"""
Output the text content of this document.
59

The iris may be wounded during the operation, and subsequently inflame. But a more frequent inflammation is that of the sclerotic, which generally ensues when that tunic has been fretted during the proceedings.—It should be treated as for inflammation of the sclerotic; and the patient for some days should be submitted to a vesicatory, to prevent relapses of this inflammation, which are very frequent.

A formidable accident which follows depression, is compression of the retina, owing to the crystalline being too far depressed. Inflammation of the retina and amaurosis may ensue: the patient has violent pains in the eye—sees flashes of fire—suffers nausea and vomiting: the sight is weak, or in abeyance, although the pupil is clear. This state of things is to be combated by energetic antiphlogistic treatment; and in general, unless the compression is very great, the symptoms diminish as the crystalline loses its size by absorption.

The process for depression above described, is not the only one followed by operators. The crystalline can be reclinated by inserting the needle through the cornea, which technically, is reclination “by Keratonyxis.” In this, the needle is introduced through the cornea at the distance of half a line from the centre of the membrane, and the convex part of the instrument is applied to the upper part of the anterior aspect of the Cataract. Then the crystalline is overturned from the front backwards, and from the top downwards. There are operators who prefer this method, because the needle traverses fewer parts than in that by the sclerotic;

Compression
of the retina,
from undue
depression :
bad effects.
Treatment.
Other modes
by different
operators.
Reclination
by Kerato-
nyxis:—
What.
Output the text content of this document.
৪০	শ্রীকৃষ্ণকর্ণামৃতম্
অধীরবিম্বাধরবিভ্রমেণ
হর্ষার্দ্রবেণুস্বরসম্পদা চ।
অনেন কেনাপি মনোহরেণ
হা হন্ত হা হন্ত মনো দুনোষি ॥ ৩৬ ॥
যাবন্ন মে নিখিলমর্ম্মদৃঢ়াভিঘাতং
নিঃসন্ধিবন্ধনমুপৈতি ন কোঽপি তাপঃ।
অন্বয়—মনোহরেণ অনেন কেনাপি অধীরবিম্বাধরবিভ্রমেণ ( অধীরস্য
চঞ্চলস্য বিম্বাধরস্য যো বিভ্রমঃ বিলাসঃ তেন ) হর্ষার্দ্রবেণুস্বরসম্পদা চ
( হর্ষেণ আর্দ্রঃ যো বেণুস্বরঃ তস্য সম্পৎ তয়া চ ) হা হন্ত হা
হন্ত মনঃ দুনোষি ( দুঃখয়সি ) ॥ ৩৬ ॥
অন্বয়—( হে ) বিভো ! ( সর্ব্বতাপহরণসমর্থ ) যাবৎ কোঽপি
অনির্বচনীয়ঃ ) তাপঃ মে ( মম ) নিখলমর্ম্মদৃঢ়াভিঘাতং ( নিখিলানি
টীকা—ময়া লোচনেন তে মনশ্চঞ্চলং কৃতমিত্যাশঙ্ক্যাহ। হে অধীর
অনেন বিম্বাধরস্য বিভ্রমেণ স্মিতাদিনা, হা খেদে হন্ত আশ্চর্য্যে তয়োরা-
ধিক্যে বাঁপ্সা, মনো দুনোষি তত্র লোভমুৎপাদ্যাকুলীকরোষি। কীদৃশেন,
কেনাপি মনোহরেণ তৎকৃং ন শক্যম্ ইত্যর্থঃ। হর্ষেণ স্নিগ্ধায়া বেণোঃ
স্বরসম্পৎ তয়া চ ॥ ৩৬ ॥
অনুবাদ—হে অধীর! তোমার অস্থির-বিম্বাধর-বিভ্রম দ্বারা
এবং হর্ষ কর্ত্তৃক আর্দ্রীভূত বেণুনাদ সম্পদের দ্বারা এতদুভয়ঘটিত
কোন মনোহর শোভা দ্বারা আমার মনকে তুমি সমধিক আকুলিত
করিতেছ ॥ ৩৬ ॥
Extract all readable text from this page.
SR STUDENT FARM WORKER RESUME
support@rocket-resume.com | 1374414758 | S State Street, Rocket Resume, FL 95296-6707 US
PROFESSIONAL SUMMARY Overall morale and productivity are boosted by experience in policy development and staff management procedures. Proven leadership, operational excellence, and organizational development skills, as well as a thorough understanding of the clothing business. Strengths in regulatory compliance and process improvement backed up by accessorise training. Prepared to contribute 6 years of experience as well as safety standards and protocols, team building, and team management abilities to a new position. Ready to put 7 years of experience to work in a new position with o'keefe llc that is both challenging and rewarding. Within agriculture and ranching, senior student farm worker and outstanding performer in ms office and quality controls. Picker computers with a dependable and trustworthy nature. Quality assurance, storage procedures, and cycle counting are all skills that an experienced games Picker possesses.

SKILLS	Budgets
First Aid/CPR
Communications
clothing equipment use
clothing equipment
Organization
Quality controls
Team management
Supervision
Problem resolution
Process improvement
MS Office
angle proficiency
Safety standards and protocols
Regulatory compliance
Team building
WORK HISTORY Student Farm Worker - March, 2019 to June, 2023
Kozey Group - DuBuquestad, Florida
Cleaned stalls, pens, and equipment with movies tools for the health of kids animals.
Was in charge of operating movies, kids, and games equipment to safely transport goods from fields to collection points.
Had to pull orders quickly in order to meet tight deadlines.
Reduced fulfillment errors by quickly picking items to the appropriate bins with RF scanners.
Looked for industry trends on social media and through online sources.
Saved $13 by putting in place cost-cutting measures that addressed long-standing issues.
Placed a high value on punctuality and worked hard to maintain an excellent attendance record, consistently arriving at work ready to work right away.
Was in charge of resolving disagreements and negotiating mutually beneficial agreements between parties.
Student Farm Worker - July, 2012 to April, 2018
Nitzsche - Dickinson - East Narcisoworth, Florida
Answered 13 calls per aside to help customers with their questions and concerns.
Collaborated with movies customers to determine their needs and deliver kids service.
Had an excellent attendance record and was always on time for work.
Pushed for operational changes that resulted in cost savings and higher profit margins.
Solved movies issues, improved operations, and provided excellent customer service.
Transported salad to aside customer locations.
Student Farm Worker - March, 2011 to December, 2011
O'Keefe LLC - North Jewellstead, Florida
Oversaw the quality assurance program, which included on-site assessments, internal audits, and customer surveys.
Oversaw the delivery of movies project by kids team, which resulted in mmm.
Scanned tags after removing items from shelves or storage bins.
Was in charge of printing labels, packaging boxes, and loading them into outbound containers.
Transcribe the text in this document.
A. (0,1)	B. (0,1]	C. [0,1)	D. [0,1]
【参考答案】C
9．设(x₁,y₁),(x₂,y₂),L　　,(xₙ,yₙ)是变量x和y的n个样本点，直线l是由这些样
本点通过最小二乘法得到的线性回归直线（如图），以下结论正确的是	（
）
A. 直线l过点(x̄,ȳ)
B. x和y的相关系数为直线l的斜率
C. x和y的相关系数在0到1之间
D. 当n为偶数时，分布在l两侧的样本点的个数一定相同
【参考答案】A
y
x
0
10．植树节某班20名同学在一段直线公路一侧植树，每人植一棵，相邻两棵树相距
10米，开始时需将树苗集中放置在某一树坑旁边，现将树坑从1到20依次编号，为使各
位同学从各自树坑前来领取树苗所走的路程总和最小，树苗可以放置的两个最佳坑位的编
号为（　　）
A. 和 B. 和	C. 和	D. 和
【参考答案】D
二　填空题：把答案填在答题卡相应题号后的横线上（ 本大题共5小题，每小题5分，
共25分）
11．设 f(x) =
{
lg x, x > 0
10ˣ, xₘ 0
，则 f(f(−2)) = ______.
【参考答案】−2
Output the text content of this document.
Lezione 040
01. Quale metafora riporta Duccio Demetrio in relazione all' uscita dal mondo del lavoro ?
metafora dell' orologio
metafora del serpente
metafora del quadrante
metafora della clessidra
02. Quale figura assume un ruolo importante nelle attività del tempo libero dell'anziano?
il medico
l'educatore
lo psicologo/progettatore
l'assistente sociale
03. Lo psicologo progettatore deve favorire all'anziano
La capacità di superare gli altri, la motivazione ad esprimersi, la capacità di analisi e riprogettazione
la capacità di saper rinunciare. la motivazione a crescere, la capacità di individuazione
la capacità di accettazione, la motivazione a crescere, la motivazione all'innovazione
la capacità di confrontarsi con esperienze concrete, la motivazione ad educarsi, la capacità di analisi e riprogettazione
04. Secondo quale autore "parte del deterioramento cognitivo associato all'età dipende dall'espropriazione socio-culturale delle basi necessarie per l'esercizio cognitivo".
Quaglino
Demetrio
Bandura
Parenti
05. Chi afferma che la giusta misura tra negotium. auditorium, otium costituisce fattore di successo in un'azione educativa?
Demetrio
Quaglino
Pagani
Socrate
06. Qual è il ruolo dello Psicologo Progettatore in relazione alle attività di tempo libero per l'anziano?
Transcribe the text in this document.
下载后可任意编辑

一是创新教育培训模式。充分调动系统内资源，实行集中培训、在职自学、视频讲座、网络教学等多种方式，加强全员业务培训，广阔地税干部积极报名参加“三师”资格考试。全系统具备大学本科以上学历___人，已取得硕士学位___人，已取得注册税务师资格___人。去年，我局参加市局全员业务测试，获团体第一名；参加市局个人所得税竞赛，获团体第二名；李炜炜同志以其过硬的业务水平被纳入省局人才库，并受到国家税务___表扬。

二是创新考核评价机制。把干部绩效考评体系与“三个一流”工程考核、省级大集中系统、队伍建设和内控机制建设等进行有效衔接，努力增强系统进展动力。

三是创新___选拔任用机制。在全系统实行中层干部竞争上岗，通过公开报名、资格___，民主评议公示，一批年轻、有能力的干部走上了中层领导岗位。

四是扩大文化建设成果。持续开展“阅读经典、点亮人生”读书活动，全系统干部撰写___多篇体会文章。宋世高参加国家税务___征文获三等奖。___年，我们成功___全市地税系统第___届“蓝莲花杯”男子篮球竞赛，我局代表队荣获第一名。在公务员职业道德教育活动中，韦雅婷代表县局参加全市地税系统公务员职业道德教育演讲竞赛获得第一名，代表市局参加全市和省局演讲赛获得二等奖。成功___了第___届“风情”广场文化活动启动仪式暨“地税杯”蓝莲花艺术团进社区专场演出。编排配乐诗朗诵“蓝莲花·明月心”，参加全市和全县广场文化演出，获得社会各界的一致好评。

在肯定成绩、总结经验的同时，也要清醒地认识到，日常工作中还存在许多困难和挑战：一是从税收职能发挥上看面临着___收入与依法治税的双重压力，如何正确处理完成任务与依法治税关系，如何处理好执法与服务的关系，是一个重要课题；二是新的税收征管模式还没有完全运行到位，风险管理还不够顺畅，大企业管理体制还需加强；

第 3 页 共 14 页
"""
Copy each line of the listing that contains the string "compliance".

PROFESSIONAL SUMMARY Overall morale and productivity are boosted by experience in policy development and staff management procedures. Proven leadership, operational excellence, and organizational development skills, as well as a thorough understanding of the clothing business. Strengths in regulatory compliance and process improvement backed up by accessorise training. Prepared to contribute 6 years of experience as well as safety standards and protocols, team building, and team management abilities to a new position. Ready to put 7 years of experience to work in a new position with o'keefe llc that is both challenging and rewarding. Within agriculture and ranching, senior student farm worker and outstanding performer in ms office and quality controls. Picker computers with a dependable and trustworthy nature. Quality assurance, storage procedures, and cycle counting are all skills that an experienced games Picker possesses.
Regulatory compliance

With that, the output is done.